*What is being asked:* What lines of the data include the string "Formulate"? Copy them all.

*Exercise material:*
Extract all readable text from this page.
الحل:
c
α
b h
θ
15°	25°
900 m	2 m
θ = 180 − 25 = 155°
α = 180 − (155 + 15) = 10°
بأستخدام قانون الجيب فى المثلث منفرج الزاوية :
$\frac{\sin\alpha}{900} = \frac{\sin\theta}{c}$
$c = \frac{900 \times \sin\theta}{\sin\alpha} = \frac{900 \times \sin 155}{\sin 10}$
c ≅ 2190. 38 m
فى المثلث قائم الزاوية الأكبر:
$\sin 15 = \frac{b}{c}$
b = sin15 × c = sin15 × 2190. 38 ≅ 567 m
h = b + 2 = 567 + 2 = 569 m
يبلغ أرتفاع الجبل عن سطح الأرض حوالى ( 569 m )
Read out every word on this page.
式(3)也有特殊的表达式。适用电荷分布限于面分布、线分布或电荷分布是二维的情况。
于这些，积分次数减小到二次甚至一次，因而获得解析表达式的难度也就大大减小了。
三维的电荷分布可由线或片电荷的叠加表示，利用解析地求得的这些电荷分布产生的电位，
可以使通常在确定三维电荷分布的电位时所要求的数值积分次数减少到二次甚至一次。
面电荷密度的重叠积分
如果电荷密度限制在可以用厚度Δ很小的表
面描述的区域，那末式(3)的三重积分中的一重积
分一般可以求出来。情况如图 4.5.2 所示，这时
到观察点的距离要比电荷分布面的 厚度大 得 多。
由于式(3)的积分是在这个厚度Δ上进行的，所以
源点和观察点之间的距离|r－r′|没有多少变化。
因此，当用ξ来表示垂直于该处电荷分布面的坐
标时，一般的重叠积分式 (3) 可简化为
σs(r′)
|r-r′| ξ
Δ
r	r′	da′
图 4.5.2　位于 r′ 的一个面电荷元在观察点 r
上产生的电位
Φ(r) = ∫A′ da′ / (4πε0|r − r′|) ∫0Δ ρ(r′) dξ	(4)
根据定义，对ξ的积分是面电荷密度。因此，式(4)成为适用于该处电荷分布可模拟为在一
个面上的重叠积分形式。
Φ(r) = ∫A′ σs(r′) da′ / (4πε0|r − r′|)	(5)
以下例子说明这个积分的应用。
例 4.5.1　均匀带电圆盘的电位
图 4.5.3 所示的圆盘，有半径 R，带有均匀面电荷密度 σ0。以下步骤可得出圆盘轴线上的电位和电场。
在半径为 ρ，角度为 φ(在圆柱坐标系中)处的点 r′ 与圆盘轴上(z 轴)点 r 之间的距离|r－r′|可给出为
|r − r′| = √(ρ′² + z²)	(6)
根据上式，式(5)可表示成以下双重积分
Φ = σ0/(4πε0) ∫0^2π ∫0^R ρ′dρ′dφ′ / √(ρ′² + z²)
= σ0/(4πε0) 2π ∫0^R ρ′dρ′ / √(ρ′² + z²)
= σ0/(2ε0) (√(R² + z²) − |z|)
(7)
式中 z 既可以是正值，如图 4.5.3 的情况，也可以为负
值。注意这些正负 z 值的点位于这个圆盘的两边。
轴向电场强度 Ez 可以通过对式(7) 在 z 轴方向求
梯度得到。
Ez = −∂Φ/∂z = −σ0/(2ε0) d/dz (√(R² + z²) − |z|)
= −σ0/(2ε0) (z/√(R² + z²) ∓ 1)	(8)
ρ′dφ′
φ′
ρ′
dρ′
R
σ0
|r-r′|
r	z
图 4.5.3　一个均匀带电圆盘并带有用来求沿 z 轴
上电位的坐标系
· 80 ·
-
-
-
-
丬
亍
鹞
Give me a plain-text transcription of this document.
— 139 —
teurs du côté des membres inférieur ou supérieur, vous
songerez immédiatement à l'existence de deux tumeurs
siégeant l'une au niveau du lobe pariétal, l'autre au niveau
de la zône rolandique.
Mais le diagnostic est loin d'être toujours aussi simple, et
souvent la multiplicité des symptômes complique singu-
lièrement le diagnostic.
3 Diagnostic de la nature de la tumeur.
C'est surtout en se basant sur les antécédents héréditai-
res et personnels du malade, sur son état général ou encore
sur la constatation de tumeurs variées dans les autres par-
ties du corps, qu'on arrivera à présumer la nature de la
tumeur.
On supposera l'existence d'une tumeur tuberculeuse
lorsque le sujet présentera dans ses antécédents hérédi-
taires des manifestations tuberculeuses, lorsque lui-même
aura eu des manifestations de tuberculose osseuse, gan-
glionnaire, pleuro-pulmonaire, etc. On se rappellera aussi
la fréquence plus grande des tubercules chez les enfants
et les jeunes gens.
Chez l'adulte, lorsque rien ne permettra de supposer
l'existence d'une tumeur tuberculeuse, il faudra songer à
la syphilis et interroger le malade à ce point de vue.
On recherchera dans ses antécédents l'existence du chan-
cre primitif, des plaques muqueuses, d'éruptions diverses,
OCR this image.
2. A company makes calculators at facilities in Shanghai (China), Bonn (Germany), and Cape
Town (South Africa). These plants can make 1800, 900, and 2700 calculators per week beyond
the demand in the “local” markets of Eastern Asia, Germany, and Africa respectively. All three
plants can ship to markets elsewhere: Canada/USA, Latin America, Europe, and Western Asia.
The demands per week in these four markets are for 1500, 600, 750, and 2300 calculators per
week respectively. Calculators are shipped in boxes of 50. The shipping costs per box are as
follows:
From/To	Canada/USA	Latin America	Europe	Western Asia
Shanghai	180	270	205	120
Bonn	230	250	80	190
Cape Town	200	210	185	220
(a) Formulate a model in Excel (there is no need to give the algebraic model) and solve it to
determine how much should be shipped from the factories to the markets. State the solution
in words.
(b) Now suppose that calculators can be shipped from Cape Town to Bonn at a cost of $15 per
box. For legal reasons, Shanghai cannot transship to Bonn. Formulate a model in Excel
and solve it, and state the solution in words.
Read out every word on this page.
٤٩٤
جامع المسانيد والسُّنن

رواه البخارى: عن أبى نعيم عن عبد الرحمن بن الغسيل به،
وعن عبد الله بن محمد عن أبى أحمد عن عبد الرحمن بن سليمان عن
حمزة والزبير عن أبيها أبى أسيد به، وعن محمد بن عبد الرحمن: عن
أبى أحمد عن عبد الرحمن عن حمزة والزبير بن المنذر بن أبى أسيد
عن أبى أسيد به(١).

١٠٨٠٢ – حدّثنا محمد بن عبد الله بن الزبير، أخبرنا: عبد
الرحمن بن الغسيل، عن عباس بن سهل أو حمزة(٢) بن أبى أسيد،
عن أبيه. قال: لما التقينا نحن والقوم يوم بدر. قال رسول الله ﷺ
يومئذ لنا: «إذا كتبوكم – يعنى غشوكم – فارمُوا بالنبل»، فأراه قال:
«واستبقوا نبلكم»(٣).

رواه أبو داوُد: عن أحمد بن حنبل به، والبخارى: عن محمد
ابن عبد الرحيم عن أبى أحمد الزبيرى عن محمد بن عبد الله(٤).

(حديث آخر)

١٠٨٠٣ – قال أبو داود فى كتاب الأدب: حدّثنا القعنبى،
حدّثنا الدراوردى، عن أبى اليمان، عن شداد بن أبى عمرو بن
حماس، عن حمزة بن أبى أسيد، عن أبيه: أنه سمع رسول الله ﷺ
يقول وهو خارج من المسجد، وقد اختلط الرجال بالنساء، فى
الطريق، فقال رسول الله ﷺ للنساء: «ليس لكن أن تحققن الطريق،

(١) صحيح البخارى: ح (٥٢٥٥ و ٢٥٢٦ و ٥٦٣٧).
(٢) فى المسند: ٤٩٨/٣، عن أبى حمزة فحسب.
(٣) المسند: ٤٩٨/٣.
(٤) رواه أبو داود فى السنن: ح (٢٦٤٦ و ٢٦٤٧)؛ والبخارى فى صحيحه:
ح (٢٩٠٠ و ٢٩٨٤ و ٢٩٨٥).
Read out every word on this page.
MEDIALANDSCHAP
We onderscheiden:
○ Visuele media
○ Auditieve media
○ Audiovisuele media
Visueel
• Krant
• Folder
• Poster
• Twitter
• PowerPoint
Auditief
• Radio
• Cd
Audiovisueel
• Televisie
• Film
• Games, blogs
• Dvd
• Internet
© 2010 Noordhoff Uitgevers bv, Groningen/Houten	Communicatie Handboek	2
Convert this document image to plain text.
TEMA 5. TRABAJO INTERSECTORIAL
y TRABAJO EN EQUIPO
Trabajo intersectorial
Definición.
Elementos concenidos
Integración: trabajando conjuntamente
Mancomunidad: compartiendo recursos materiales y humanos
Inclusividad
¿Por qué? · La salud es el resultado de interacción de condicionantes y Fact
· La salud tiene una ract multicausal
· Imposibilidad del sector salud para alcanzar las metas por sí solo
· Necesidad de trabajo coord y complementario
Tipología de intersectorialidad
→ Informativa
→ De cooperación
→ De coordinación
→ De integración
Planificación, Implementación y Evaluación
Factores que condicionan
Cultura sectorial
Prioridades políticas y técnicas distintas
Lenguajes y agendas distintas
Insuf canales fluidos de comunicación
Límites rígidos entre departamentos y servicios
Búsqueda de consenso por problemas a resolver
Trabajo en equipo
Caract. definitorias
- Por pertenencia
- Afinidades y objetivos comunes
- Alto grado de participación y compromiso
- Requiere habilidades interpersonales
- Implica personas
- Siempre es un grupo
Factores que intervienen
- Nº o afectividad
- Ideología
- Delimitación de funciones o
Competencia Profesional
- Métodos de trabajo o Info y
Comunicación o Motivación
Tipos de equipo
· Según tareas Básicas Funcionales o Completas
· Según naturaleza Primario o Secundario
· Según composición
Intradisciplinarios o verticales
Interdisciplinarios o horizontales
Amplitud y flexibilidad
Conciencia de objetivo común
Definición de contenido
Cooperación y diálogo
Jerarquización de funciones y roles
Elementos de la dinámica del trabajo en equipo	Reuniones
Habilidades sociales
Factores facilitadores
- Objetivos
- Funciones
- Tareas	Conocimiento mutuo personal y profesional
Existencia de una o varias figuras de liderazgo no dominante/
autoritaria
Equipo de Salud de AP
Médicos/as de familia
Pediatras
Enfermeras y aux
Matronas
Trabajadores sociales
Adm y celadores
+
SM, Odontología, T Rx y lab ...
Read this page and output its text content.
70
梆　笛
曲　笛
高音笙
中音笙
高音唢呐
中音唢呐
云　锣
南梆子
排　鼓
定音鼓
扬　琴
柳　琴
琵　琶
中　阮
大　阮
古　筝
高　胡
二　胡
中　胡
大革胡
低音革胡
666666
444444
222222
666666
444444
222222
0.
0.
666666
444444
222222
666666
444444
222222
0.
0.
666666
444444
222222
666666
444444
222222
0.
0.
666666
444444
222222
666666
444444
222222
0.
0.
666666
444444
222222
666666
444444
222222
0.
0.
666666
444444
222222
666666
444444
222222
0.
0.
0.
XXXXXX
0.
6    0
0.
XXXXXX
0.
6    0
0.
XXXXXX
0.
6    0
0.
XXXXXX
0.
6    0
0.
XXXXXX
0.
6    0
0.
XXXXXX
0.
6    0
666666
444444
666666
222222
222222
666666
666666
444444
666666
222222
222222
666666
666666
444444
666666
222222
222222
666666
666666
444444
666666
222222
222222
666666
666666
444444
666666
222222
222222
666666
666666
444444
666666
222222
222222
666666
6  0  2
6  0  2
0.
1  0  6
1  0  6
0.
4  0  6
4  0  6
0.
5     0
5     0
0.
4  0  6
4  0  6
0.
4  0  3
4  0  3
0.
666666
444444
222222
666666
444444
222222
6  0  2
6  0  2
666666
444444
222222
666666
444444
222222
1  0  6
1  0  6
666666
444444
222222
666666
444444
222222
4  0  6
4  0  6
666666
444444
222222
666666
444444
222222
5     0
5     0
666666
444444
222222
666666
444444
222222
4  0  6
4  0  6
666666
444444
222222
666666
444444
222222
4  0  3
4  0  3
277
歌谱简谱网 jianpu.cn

*Reply:*
(a) Formulate a model in Excel (there is no need to give the algebraic model) and solve it to
box. For legal reasons, Shanghai cannot transship to Bonn. Formulate a model in Excel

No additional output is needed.